Page image transcription data

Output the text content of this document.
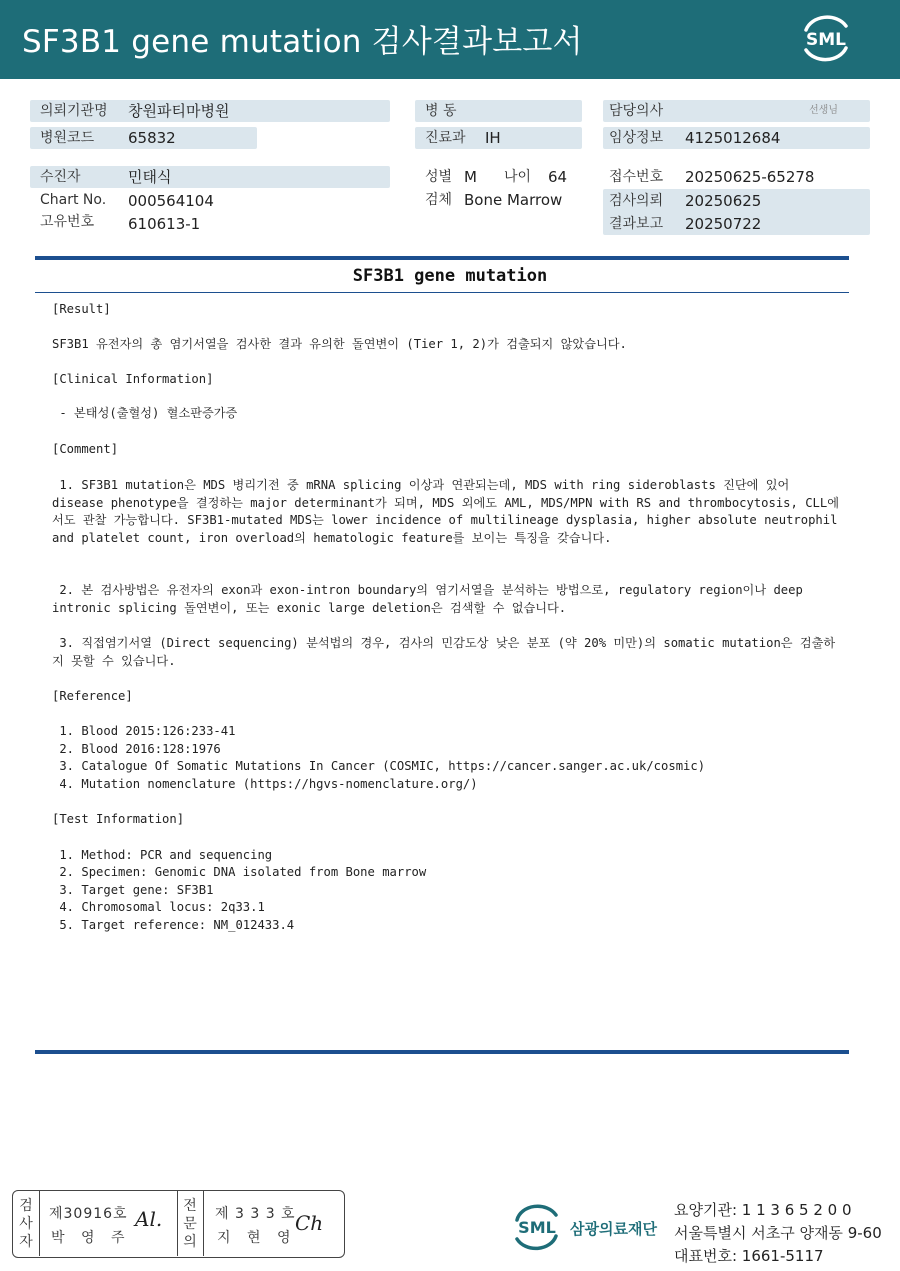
SF3B1 gene mutation 검사결과보고서	SML
의뢰기관명 창원파티마병원
병원코드 65832
수진자	민태식
Chart No. 000564104
고유번호 610613-1
병 동
진료과 IH
성별 M 나이 64
검체 Bone Marrow
담당의사	선생님
임상정보 4125012684
접수번호 20250625-65278
검사의뢰 20250625
결과보고 20250722
SF3B1 gene mutation
[Result]
SF3B1 유전자의 총 염기서열을 검사한 결과 유의한 돌연변이 (Tier 1, 2)가 검출되지 않았습니다.
[Clinical Information]
- 본태성(출혈성) 혈소판증가증
[Comment]
1. SF3B1 mutation은 MDS 병리기전 중 mRNA splicing 이상과 연관되는데, MDS with ring sideroblasts 진단에 있어 disease phenotype을 결정하는 major determinant가 되며, MDS 외에도 AML, MDS/MPN with RS and thrombocytosis, CLL에서도 관찰 가능합니다. SF3B1-mutated MDS는 lower incidence of multilineage dysplasia, higher absolute neutrophil and platelet count, iron overload의 hematologic feature를 보이는 특징을 갖습니다.
2. 본 검사방법은 유전자의 exon과 exon-intron boundary의 염기서열을 분석하는 방법으로, regulatory region이나 deep intronic splicing 돌연변이, 또는 exonic large deletion은 검색할 수 없습니다.
3. 직접염기서열 (Direct sequencing) 분석법의 경우, 검사의 민감도상 낮은 분포 (약 20% 미만)의 somatic mutation은 검출하지 못할 수 있습니다.
[Reference]
1. Blood 2015:126:233-41
2. Blood 2016:128:1976
3. Catalogue Of Somatic Mutations In Cancer (COSMIC, https://cancer.sanger.ac.uk/cosmic)
4. Mutation nomenclature (https://hgvs-nomenclature.org/)
[Test Information]
1. Method: PCR and sequencing
2. Specimen: Genomic DNA isolated from Bone marrow
3. Target gene: SF3B1
4. Chromosomal locus: 2q33.1
5. Target reference: NM_012433.4
검
사
자
제30916호
박 영 주
Al.
전
문
의
제 3 3 3 호
지 현 영
Ch	SML 삼광의료재단
요양기관: 1 1 3 6 5 2 0 0
서울특별시 서초구 양재동 9-60
대표번호: 1661-5117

TASK STATEMENT :: Take every entry above and transcribe it exactly, with no pictures in the copy.

RESPONSE ::
Output the text content of this document.
SF3B1 gene mutation 검사결과보고서	SML
의뢰기관명 창원파티마병원
병원코드 65832
수진자	민태식
Chart No. 000564104
고유번호 610613-1
병 동
진료과 IH
성별 M 나이 64
검체 Bone Marrow
담당의사	선생님
임상정보 4125012684
접수번호 20250625-65278
검사의뢰 20250625
결과보고 20250722
SF3B1 gene mutation
[Result]
SF3B1 유전자의 총 염기서열을 검사한 결과 유의한 돌연변이 (Tier 1, 2)가 검출되지 않았습니다.
[Clinical Information]
- 본태성(출혈성) 혈소판증가증
[Comment]
1. SF3B1 mutation은 MDS 병리기전 중 mRNA splicing 이상과 연관되는데, MDS with ring sideroblasts 진단에 있어 disease phenotype을 결정하는 major determinant가 되며, MDS 외에도 AML, MDS/MPN with RS and thrombocytosis, CLL에서도 관찰 가능합니다. SF3B1-mutated MDS는 lower incidence of multilineage dysplasia, higher absolute neutrophil and platelet count, iron overload의 hematologic feature를 보이는 특징을 갖습니다.
2. 본 검사방법은 유전자의 exon과 exon-intron boundary의 염기서열을 분석하는 방법으로, regulatory region이나 deep intronic splicing 돌연변이, 또는 exonic large deletion은 검색할 수 없습니다.
3. 직접염기서열 (Direct sequencing) 분석법의 경우, 검사의 민감도상 낮은 분포 (약 20% 미만)의 somatic mutation은 검출하지 못할 수 있습니다.
[Reference]
1. Blood 2015:126:233-41
2. Blood 2016:128:1976
3. Catalogue Of Somatic Mutations In Cancer (COSMIC, https://cancer.sanger.ac.uk/cosmic)
4. Mutation nomenclature (https://hgvs-nomenclature.org/)
[Test Information]
1. Method: PCR and sequencing
2. Specimen: Genomic DNA isolated from Bone marrow
3. Target gene: SF3B1
4. Chromosomal locus: 2q33.1
5. Target reference: NM_012433.4
검
사
자
제30916호
박 영 주
Al.
전
문
의
제 3 3 3 호
지 현 영
Ch	SML 삼광의료재단
요양기관: 1 1 3 6 5 2 0 0
서울특별시 서초구 양재동 9-60
대표번호: 1661-5117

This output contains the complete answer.